● **Stated task**: Will you write out all the entries below exactly?
********************
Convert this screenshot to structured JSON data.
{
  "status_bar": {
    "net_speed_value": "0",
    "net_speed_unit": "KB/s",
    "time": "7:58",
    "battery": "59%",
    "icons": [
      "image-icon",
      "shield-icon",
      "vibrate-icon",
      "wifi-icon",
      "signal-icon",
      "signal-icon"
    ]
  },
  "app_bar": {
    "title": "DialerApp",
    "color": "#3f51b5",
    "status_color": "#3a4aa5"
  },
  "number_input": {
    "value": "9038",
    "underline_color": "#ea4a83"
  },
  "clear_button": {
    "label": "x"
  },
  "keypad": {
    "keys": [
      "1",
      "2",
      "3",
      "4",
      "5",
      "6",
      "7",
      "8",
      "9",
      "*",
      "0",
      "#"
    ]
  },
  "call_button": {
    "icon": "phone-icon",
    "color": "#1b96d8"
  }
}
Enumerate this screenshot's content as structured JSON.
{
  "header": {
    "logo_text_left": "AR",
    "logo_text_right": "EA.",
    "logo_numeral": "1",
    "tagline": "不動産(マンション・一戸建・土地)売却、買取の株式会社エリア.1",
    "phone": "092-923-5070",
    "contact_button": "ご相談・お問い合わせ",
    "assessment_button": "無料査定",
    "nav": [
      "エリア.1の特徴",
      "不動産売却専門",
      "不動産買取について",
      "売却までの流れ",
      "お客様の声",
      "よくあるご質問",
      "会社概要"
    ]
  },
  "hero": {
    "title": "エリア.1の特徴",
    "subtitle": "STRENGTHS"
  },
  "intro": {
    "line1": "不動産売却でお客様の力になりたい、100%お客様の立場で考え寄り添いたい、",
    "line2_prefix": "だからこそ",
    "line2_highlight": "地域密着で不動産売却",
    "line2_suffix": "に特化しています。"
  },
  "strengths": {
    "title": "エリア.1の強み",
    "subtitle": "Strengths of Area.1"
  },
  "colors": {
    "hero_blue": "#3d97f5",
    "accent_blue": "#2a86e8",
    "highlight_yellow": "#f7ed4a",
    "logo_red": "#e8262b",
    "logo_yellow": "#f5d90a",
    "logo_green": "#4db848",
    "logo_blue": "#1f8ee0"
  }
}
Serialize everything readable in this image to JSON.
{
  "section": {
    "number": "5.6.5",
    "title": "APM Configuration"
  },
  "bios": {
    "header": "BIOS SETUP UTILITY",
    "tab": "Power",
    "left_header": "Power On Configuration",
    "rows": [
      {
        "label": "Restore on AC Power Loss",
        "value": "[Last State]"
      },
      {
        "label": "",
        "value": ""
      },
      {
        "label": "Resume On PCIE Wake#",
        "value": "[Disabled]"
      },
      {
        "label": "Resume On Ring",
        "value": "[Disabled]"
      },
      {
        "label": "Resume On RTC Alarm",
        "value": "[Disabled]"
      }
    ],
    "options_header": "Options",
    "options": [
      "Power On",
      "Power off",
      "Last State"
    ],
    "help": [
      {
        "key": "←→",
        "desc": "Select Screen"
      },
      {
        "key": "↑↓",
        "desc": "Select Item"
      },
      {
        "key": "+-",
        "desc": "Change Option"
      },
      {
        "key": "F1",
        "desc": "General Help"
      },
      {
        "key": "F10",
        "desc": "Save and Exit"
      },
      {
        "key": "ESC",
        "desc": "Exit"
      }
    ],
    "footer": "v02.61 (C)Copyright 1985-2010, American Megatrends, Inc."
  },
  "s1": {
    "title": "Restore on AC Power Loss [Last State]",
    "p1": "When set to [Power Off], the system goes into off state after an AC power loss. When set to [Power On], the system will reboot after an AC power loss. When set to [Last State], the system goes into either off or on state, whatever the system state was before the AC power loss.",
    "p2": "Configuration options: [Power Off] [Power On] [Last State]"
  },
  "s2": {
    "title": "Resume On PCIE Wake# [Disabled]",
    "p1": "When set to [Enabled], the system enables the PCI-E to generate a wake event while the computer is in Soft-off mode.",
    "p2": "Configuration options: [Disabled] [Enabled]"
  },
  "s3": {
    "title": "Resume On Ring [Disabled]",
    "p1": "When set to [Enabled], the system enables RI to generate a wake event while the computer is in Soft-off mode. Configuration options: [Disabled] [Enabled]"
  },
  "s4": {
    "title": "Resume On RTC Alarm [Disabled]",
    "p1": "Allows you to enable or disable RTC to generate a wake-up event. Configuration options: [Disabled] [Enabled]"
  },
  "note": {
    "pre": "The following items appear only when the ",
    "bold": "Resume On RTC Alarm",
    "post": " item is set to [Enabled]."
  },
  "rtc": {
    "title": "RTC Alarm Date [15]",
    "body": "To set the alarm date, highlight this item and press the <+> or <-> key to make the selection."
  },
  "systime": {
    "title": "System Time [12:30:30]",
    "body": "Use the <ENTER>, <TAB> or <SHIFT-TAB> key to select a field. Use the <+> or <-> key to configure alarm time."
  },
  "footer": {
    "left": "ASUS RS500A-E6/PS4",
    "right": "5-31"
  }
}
********************
● **Result of the exercise**:
Convert this screenshot to structured JSON data.
{
  "status_bar": {
    "net_speed_value": "0",
    "net_speed_unit": "KB/s",
    "time": "7:58",
    "battery": "59%",
    "icons": [
      "image-icon",
      "shield-icon",
      "vibrate-icon",
      "wifi-icon",
      "signal-icon",
      "signal-icon"
    ]
  },
  "app_bar": {
    "title": "DialerApp",
    "color": "#3f51b5",
    "status_color": "#3a4aa5"
  },
  "number_input": {
    "value": "9038",
    "underline_color": "#ea4a83"
  },
  "clear_button": {
    "label": "x"
  },
  "keypad": {
    "keys": [
      "1",
      "2",
      "3",
      "4",
      "5",
      "6",
      "7",
      "8",
      "9",
      "*",
      "0",
      "#"
    ]
  },
  "call_button": {
    "icon": "phone-icon",
    "color": "#1b96d8"
  }
}
Enumerate this screenshot's content as structured JSON.
{
  "header": {
    "logo_text_left": "AR",
    "logo_text_right": "EA.",
    "logo_numeral": "1",
    "tagline": "不動産(マンション・一戸建・土地)売却、買取の株式会社エリア.1",
    "phone": "092-923-5070",
    "contact_button": "ご相談・お問い合わせ",
    "assessment_button": "無料査定",
    "nav": [
      "エリア.1の特徴",
      "不動産売却専門",
      "不動産買取について",
      "売却までの流れ",
      "お客様の声",
      "よくあるご質問",
      "会社概要"
    ]
  },
  "hero": {
    "title": "エリア.1の特徴",
    "subtitle": "STRENGTHS"
  },
  "intro": {
    "line1": "不動産売却でお客様の力になりたい、100%お客様の立場で考え寄り添いたい、",
    "line2_prefix": "だからこそ",
    "line2_highlight": "地域密着で不動産売却",
    "line2_suffix": "に特化しています。"
  },
  "strengths": {
    "title": "エリア.1の強み",
    "subtitle": "Strengths of Area.1"
  },
  "colors": {
    "hero_blue": "#3d97f5",
    "accent_blue": "#2a86e8",
    "highlight_yellow": "#f7ed4a",
    "logo_red": "#e8262b",
    "logo_yellow": "#f5d90a",
    "logo_green": "#4db848",
    "logo_blue": "#1f8ee0"
  }
}
Serialize everything readable in this image to JSON.
{
  "section": {
    "number": "5.6.5",
    "title": "APM Configuration"
  },
  "bios": {
    "header": "BIOS SETUP UTILITY",
    "tab": "Power",
    "left_header": "Power On Configuration",
    "rows": [
      {
        "label": "Restore on AC Power Loss",
        "value": "[Last State]"
      },
      {
        "label": "",
        "value": ""
      },
      {
        "label": "Resume On PCIE Wake#",
        "value": "[Disabled]"
      },
      {
        "label": "Resume On Ring",
        "value": "[Disabled]"
      },
      {
        "label": "Resume On RTC Alarm",
        "value": "[Disabled]"
      }
    ],
    "options_header": "Options",
    "options": [
      "Power On",
      "Power off",
      "Last State"
    ],
    "help": [
      {
        "key": "←→",
        "desc": "Select Screen"
      },
      {
        "key": "↑↓",
        "desc": "Select Item"
      },
      {
        "key": "+-",
        "desc": "Change Option"
      },
      {
        "key": "F1",
        "desc": "General Help"
      },
      {
        "key": "F10",
        "desc": "Save and Exit"
      },
      {
        "key": "ESC",
        "desc": "Exit"
      }
    ],
    "footer": "v02.61 (C)Copyright 1985-2010, American Megatrends, Inc."
  },
  "s1": {
    "title": "Restore on AC Power Loss [Last State]",
    "p1": "When set to [Power Off], the system goes into off state after an AC power loss. When set to [Power On], the system will reboot after an AC power loss. When set to [Last State], the system goes into either off or on state, whatever the system state was before the AC power loss.",
    "p2": "Configuration options: [Power Off] [Power On] [Last State]"
  },
  "s2": {
    "title": "Resume On PCIE Wake# [Disabled]",
    "p1": "When set to [Enabled], the system enables the PCI-E to generate a wake event while the computer is in Soft-off mode.",
    "p2": "Configuration options: [Disabled] [Enabled]"
  },
  "s3": {
    "title": "Resume On Ring [Disabled]",
    "p1": "When set to [Enabled], the system enables RI to generate a wake event while the computer is in Soft-off mode. Configuration options: [Disabled] [Enabled]"
  },
  "s4": {
    "title": "Resume On RTC Alarm [Disabled]",
    "p1": "Allows you to enable or disable RTC to generate a wake-up event. Configuration options: [Disabled] [Enabled]"
  },
  "note": {
    "pre": "The following items appear only when the ",
    "bold": "Resume On RTC Alarm",
    "post": " item is set to [Enabled]."
  },
  "rtc": {
    "title": "RTC Alarm Date [15]",
    "body": "To set the alarm date, highlight this item and press the <+> or <-> key to make the selection."
  },
  "systime": {
    "title": "System Time [12:30:30]",
    "body": "Use the <ENTER>, <TAB> or <SHIFT-TAB> key to select a field. Use the <+> or <-> key to configure alarm time."
  },
  "footer": {
    "left": "ASUS RS500A-E6/PS4",
    "right": "5-31"
  }
}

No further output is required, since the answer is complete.